Records supplied:

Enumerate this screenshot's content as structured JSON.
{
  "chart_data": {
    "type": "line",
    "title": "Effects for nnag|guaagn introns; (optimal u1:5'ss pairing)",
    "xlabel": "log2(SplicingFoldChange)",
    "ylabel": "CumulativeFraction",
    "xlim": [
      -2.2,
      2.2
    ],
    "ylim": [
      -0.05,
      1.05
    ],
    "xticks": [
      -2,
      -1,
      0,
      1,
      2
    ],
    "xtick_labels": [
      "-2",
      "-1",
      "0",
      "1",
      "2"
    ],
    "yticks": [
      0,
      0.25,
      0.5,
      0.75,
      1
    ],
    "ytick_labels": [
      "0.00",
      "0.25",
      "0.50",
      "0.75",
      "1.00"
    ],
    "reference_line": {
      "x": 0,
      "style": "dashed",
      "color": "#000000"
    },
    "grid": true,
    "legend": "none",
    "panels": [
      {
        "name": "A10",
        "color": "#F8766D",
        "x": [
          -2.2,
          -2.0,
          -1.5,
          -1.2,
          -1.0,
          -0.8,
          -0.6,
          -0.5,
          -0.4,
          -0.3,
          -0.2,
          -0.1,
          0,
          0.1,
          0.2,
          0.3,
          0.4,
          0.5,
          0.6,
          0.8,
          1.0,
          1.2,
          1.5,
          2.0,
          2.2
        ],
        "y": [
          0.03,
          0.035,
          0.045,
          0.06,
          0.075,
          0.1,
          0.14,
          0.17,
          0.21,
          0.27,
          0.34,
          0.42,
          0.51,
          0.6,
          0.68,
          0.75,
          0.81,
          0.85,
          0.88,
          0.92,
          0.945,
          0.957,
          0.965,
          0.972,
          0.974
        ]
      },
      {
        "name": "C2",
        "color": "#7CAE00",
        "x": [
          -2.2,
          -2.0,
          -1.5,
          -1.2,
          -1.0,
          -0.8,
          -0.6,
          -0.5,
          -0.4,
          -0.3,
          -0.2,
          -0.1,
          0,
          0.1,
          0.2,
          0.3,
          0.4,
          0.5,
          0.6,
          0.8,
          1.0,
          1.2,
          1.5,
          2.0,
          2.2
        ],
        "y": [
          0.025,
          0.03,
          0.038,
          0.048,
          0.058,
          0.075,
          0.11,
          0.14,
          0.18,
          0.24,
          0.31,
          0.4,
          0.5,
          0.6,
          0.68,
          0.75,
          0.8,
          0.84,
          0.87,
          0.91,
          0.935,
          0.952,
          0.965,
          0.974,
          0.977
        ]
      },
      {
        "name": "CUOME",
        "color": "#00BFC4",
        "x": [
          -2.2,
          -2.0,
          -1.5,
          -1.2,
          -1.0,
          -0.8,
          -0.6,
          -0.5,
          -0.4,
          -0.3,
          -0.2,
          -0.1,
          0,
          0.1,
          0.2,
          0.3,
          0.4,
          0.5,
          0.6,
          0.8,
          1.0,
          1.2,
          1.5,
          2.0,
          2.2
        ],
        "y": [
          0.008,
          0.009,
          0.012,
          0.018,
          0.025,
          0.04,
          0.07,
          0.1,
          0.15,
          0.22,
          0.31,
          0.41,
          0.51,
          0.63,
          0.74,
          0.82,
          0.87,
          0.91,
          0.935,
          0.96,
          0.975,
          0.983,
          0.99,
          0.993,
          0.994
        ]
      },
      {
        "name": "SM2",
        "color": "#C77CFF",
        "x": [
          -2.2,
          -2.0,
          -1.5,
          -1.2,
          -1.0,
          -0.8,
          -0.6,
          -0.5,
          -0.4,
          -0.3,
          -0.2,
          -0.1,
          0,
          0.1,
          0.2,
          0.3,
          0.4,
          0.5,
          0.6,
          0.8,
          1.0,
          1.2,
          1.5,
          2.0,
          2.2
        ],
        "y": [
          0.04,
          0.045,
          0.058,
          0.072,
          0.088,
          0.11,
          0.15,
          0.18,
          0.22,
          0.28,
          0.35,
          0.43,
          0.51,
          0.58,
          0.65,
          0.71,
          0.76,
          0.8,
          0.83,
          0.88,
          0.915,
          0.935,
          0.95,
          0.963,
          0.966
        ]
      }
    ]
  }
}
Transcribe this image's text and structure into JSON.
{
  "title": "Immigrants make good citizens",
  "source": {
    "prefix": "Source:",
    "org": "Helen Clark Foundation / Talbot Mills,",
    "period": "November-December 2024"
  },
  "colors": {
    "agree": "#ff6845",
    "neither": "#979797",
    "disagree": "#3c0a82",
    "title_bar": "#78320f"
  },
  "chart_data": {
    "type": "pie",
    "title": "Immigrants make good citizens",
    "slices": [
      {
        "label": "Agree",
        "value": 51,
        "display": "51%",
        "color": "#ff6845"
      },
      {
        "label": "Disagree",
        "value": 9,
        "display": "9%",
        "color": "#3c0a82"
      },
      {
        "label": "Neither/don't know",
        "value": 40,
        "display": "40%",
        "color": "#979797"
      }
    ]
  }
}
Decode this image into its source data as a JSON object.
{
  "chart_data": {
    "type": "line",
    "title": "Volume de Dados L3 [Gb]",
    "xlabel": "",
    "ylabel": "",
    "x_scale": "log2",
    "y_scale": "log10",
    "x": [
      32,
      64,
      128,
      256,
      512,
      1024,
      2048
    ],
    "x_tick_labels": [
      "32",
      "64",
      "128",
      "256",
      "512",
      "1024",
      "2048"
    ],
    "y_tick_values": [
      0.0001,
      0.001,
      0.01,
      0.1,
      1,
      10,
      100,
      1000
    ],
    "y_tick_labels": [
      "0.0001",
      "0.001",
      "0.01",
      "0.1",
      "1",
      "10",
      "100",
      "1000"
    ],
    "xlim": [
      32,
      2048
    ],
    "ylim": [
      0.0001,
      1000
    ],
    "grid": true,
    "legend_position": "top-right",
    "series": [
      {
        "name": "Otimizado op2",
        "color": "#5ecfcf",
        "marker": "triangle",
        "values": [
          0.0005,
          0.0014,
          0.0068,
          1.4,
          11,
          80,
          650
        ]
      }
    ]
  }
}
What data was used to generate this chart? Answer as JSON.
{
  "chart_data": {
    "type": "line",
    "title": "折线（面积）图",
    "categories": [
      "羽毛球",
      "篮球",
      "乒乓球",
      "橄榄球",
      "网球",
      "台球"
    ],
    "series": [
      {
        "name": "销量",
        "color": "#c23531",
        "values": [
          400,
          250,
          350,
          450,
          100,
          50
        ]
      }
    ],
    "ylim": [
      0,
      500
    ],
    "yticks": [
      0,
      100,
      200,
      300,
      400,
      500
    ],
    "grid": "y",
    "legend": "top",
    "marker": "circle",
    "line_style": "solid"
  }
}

Task instructions: Return from the data every line that holds "good".

Full output:
  "title": "Immigrants make good citizens",
    "title": "Immigrants make good citizens",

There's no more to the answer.